[The problem]: Give the number of lines that include the word "جديدة", and nothing else.
— START —
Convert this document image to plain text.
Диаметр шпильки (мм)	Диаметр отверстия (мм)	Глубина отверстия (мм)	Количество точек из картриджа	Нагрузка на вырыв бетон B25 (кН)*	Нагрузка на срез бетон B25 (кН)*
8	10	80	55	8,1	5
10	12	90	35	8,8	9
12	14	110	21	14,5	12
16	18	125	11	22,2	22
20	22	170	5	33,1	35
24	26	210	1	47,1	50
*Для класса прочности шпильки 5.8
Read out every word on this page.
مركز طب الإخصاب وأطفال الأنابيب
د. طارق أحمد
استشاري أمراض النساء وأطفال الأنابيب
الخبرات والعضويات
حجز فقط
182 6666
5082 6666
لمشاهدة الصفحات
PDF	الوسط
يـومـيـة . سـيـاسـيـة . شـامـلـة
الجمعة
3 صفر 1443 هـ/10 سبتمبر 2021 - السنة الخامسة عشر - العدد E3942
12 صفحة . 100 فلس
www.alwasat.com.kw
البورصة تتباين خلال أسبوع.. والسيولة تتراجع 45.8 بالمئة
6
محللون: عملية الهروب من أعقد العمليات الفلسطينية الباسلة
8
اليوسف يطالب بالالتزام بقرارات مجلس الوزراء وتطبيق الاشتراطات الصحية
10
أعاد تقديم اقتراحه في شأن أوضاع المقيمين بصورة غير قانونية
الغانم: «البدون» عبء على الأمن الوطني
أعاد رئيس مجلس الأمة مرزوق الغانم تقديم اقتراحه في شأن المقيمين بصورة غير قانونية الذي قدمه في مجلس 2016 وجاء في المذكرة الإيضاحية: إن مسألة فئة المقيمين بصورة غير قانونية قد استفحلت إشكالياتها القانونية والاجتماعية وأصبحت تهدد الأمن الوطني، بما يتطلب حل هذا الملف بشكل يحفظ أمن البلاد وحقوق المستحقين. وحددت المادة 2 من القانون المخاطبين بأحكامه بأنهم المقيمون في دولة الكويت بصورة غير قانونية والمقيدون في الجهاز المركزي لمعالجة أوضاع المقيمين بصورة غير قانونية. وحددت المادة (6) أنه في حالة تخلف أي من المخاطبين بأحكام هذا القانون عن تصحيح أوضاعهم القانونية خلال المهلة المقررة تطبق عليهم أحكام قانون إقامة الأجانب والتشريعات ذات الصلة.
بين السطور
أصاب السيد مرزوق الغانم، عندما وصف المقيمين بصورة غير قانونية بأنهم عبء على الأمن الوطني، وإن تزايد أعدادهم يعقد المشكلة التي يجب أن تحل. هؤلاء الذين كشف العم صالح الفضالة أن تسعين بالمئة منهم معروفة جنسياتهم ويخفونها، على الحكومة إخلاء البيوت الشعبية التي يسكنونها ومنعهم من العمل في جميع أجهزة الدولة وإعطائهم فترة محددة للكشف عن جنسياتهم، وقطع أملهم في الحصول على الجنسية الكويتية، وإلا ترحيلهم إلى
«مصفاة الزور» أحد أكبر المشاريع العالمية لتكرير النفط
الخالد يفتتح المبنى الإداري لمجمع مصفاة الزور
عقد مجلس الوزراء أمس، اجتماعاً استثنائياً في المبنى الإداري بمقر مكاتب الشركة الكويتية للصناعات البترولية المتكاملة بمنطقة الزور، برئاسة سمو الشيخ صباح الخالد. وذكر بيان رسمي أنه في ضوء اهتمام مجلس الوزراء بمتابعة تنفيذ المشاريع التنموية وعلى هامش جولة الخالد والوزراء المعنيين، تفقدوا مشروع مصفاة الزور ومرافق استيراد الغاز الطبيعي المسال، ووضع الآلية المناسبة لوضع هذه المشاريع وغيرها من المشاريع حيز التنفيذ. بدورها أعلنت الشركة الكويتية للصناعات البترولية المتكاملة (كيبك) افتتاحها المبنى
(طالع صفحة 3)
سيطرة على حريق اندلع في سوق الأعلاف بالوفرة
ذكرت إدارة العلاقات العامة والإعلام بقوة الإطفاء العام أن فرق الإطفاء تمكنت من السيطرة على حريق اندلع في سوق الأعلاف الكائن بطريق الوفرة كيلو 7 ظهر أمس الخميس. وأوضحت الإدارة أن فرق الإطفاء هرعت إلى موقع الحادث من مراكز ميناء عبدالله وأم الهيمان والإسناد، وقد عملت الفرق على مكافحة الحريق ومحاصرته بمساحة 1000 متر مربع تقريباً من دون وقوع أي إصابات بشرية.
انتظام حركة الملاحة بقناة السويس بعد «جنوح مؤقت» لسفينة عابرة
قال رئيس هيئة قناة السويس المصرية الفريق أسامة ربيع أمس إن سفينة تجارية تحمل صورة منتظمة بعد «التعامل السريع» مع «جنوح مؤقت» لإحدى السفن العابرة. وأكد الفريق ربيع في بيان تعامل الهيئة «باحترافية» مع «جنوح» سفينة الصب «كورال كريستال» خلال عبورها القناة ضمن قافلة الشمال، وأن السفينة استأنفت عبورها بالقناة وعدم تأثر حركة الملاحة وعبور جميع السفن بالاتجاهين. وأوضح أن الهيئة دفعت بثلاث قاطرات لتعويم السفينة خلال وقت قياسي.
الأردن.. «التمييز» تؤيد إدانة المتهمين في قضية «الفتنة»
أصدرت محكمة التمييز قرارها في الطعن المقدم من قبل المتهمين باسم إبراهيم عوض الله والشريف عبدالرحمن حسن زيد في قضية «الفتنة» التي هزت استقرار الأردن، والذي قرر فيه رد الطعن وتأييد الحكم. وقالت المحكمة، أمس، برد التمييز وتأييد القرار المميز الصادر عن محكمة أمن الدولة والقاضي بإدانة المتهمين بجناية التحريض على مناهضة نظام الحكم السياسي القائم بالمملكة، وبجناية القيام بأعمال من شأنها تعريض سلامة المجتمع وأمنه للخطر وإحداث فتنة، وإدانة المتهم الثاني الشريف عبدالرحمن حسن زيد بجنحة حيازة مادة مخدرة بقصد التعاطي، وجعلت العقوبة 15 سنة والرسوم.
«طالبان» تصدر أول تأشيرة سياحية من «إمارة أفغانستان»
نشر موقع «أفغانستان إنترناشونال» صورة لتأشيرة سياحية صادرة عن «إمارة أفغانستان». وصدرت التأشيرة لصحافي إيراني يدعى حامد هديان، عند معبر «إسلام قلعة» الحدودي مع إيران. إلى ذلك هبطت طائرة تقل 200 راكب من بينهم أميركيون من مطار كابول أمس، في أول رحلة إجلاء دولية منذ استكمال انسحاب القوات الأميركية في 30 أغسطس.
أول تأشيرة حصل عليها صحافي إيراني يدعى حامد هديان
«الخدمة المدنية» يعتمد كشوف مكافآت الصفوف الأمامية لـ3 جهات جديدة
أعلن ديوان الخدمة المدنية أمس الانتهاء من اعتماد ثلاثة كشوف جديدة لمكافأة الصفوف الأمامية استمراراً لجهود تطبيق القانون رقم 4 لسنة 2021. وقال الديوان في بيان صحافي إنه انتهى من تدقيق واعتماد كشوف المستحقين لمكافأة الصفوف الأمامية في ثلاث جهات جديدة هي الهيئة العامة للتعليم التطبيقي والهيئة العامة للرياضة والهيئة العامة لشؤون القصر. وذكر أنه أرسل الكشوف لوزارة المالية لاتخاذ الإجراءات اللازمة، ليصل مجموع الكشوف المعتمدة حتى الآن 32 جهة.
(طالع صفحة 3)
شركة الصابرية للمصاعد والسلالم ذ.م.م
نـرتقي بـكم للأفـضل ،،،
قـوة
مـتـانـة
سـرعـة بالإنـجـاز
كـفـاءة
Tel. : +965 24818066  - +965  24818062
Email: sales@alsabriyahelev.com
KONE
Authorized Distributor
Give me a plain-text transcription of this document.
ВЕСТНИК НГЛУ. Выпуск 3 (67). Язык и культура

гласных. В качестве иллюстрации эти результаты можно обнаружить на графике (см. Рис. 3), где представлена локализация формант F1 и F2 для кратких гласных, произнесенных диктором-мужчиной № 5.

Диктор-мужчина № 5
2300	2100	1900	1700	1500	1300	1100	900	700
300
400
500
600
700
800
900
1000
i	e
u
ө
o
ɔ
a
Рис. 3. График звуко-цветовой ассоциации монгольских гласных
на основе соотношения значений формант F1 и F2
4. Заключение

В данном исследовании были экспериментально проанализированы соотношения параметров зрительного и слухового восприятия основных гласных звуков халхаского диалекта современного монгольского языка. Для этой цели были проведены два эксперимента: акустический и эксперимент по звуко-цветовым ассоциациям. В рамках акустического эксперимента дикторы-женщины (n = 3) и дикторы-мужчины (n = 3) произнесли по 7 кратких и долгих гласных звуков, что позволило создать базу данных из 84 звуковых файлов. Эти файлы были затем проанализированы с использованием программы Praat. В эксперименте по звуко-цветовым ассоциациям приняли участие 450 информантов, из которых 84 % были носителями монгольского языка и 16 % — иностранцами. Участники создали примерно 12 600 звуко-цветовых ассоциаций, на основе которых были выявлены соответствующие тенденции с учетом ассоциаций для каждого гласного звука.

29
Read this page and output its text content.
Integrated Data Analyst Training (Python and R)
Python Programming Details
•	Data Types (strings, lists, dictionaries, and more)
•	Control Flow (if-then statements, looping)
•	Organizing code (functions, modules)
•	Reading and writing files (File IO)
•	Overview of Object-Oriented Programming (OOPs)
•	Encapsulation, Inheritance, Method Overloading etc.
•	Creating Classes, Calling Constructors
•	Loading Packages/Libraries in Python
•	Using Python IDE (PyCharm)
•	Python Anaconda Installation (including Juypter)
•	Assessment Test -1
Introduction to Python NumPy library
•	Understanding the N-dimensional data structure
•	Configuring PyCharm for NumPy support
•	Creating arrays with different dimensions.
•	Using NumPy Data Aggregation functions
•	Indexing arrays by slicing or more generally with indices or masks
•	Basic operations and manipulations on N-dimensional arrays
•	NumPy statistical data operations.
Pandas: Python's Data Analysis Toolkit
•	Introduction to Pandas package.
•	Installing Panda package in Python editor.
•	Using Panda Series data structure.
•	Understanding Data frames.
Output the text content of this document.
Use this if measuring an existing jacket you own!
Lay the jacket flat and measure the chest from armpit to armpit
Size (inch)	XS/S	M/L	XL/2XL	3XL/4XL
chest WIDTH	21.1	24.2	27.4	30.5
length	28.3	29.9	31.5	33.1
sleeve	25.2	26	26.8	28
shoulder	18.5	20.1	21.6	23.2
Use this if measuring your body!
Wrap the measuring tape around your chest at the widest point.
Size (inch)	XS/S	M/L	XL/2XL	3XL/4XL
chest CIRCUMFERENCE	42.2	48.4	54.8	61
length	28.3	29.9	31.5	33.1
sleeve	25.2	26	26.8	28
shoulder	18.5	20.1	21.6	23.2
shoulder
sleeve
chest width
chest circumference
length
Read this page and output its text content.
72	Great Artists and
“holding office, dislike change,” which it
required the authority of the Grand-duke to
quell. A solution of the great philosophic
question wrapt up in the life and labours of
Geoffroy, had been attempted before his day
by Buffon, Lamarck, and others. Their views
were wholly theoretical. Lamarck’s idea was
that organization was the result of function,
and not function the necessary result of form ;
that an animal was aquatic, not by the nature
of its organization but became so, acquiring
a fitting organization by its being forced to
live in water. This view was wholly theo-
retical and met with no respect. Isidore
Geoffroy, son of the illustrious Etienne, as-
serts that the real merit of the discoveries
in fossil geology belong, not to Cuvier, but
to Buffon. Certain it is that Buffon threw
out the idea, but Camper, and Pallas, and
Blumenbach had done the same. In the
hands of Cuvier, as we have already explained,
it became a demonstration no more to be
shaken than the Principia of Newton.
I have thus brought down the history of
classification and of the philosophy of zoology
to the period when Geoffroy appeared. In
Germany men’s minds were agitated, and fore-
— END —
[Expected output]: 2